Dataset items

>> begin

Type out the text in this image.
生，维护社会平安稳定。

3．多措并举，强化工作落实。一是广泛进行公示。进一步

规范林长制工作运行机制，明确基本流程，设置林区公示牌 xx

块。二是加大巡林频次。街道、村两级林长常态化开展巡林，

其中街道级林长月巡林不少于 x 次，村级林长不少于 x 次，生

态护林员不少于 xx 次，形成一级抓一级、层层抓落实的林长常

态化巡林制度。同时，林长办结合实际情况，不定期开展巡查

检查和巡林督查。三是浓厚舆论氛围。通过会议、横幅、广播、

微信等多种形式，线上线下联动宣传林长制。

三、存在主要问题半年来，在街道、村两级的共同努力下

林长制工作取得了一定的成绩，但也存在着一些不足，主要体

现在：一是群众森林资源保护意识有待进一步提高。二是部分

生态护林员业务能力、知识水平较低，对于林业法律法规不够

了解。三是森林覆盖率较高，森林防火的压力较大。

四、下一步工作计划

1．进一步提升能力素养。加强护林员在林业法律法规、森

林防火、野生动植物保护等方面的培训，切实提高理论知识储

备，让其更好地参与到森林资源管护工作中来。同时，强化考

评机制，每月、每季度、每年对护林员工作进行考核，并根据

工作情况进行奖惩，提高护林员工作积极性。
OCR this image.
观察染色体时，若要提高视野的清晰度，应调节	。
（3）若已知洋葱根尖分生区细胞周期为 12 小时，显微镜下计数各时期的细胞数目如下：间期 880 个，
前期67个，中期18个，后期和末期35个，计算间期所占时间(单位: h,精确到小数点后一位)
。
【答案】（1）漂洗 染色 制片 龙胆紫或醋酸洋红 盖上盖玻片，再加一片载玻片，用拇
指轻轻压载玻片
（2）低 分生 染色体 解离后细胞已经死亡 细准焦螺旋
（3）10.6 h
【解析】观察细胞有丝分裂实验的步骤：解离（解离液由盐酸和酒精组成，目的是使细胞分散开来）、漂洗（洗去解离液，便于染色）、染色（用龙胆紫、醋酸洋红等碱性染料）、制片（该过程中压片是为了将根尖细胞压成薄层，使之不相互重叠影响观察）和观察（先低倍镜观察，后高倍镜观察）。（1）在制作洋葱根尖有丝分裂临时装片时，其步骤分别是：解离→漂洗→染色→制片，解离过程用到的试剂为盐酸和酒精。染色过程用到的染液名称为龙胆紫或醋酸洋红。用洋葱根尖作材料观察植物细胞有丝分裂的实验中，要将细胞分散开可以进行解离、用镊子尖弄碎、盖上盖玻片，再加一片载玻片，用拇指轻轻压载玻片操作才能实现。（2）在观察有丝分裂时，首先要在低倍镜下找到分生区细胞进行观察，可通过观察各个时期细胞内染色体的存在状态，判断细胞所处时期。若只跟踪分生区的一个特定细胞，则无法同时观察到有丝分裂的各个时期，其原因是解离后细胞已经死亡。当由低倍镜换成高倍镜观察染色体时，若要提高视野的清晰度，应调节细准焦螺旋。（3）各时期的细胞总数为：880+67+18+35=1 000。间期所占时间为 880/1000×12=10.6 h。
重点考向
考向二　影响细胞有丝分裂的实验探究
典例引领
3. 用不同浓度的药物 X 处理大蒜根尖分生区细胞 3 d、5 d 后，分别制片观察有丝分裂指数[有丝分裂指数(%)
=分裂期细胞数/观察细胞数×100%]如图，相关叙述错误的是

>> end

__TASK REQUIREMENTS__: Return each line that includes "image".

__FINISHED ANSWER__:
Type out the text in this image.
OCR this image.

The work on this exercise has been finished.